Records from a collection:
[Start]

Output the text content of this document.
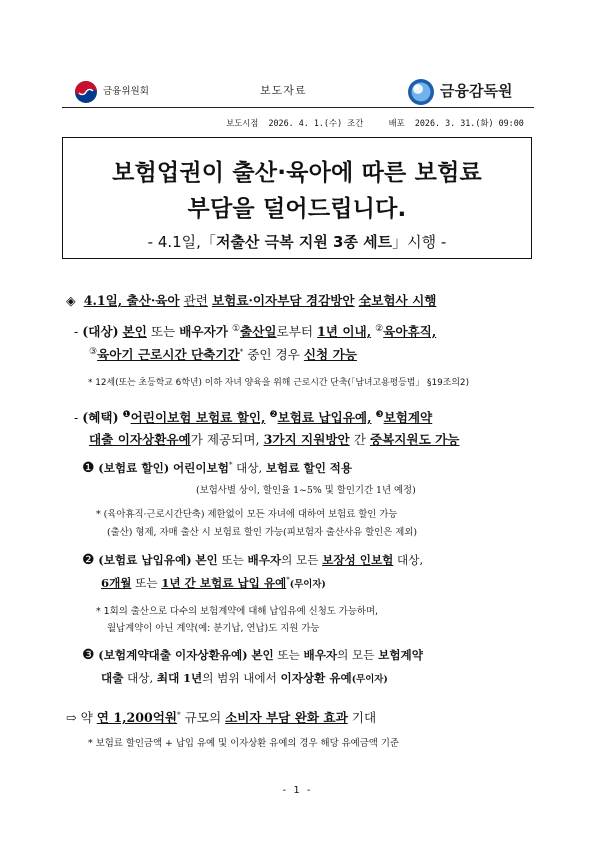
금융위원회	보도자료	금융감독원
보도시점 2026. 4. 1.(수) 조간	배포 2026. 3. 31.(화) 09:00
보험업권이 출산·육아에 따른 보험료
부담을 덜어드립니다.
- 4.1일,「저출산 극복 지원 3종 세트」시행 -
◈ 4.1일, 출산·육아 관련 보험료·이자부담 경감방안 全보험사 시행
- (대상) 본인 또는 배우자가 ①출산일로부터 1년 이내, ②육아휴직,
③육아기 근로시간 단축기간* 중인 경우 신청 가능
* 12세(또는 초등학교 6학년) 이하 자녀 양육을 위해 근로시간 단축(「남녀고용평등법」 §19조의2)
- (혜택) $^❶$어린이보험 보험료 할인, $^❷$보험료 납입유예, $^❸$보험계약
대출 이자상환유예가 제공되며, 3가지 지원방안 간 중복지원도 가능
❶ (보험료 할인) 어린이보험* 대상, 보험료 할인 적용
(보험사별 상이, 할인율 1~5% 및 할인기간 1년 예정)
* (육아휴직·근로시간단축) 제한없이 모든 자녀에 대하여 보험료 할인 가능
(출산) 형제, 자매 출산 시 보험료 할인 가능(피보험자 출산사유 할인은 제외)
❷ (보험료 납입유예) 본인 또는 배우자의 모든 보장성 인보험 대상,
6개월 또는 1년 간 보험료 납입 유예*(무이자)
* 1회의 출산으로 다수의 보험계약에 대해 납입유예 신청도 가능하며,
월납계약이 아닌 계약(예: 분기납, 연납)도 지원 가능
❸ (보험계약대출 이자상환유예) 본인 또는 배우자의 모든 보험계약
대출 대상, 최대 1년의 범위 내에서 이자상환 유예(무이자)
⇨ 약 연 1,200억원* 규모의 소비자 부담 완화 효과 기대
* 보험료 할인금액 + 납입 유예 및 이자상환 유예의 경우 해당 유예금액 기준
- 1 -
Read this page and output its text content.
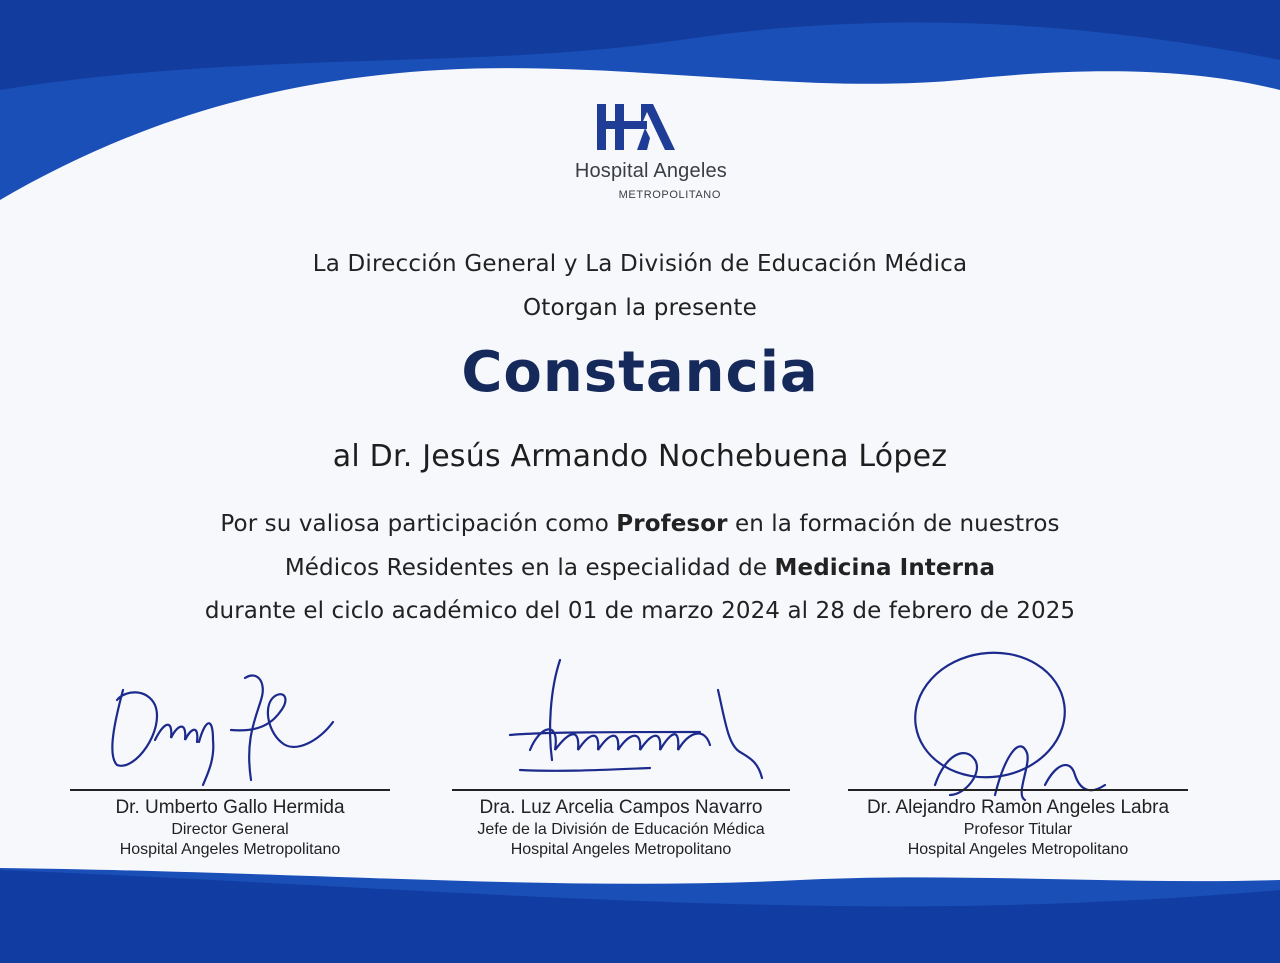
Hospital Angeles
METROPOLITANO
La Dirección General y La División de Educación Médica
Otorgan la presente
Constancia
al Dr. Jesús Armando Nochebuena López
Por su valiosa participación como Profesor en la formación de nuestros
Médicos Residentes en la especialidad de Medicina Interna
durante el ciclo académico del 01 de marzo 2024 al 28 de febrero de 2025
Dr. Umberto Gallo Hermida
Director General
Hospital Angeles Metropolitano
Dra. Luz Arcelia Campos Navarro
Jefe de la División de Educación Médica
Hospital Angeles Metropolitano
Dr. Alejandro Ramon Angeles Labra
Profesor Titular
Hospital Angeles Metropolitano
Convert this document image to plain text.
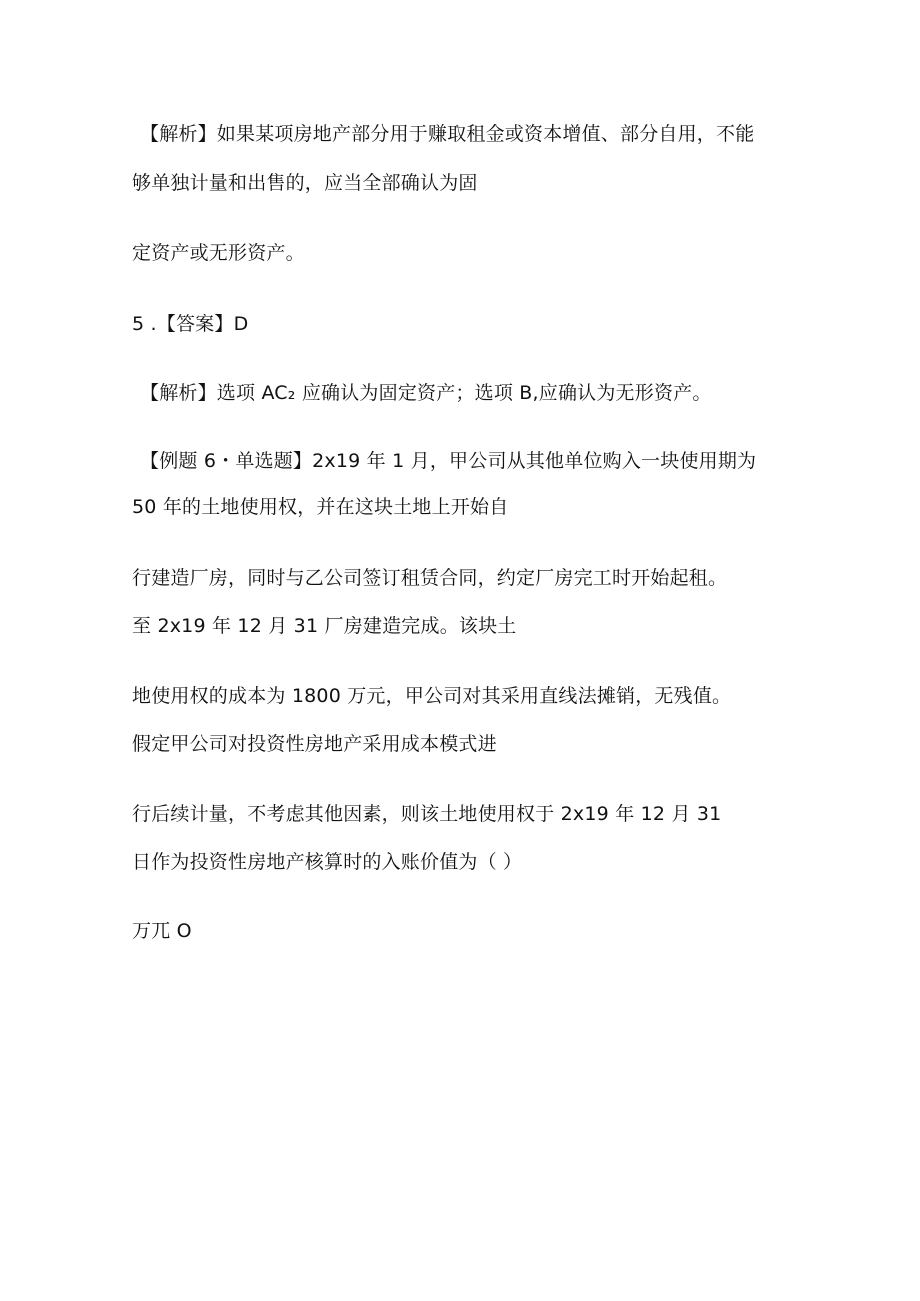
【解析】如果某项房地产部分用于赚取租金或资本增值、部分自用，不能
够单独计量和出售的，应当全部确认为固
定资产或无形资产。
5 .【答案】D
【解析】选项 AC₂ 应确认为固定资产；选项 B,应确认为无形资产。
【例题 6・单选题】2x19 年 1 月，甲公司从其他单位购入一块使用期为
50 年的土地使用权，并在这块土地上开始自
行建造厂房，同时与乙公司签订租赁合同，约定厂房完工时开始起租。
至 2x19 年 12 月 31 厂房建造完成。该块土
地使用权的成本为 1800 万元，甲公司对其采用直线法摊销，无残值。
假定甲公司对投资性房地产采用成本模式进
行后续计量，不考虑其他因素，则该土地使用权于 2x19 年 12 月 31
日作为投资性房地产核算时的入账价值为（ ）
万兀 O
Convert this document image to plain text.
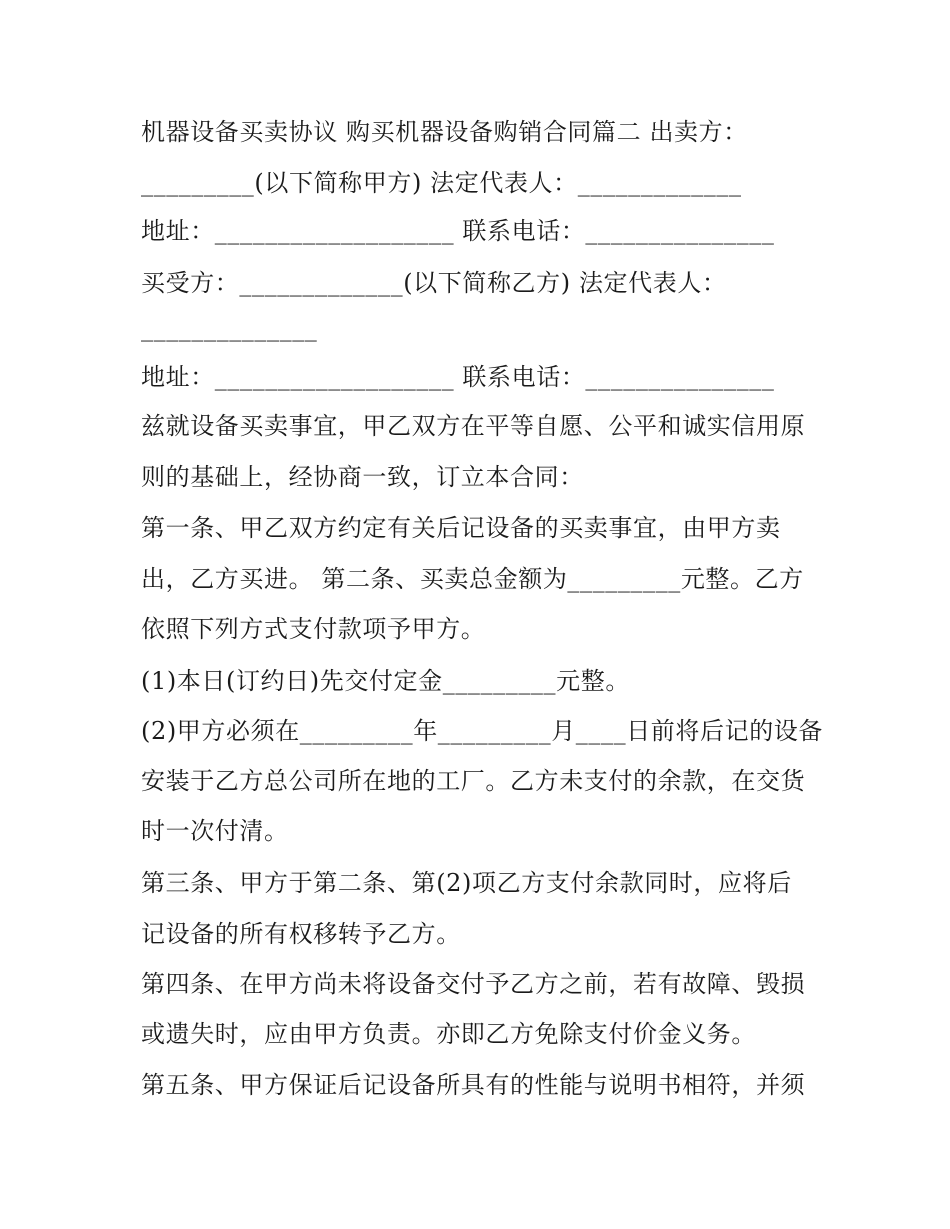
机器设备买卖协议 购买机器设备购销合同篇二 出卖方：
_________(以下简称甲方) 法定代表人：_____________
地址：___________________ 联系电话：_______________
买受方：_____________(以下简称乙方) 法定代表人：
______________
地址：___________________ 联系电话：_______________
兹就设备买卖事宜，甲乙双方在平等自愿、公平和诚实信用原
则的基础上，经协商一致，订立本合同：
第一条、甲乙双方约定有关后记设备的买卖事宜，由甲方卖
出，乙方买进。 第二条、买卖总金额为_________元整。乙方
依照下列方式支付款项予甲方。
(1)本日(订约日)先交付定金_________元整。
(2)甲方必须在_________年_________月____日前将后记的设备
安装于乙方总公司所在地的工厂。乙方未支付的余款，在交货
时一次付清。
第三条、甲方于第二条、第(2)项乙方支付余款同时，应将后
记设备的所有权移转予乙方。
第四条、在甲方尚未将设备交付予乙方之前，若有故障、毁损
或遗失时，应由甲方负责。亦即乙方免除支付价金义务。
第五条、甲方保证后记设备所具有的性能与说明书相符，并须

[End]

TASK> Go over the data above and copy every line that has the word "납입유예" in it.

EXPECTED OUTPUT>
- (혜택) $^❶$어린이보험 보험료 할인, $^❷$보험료 납입유예, $^❸$보험계약
❷ (보험료 납입유예) 본인 또는 배우자의 모든 보장성 인보험 대상,
* 1회의 출산으로 다수의 보험계약에 대해 납입유예 신청도 가능하며,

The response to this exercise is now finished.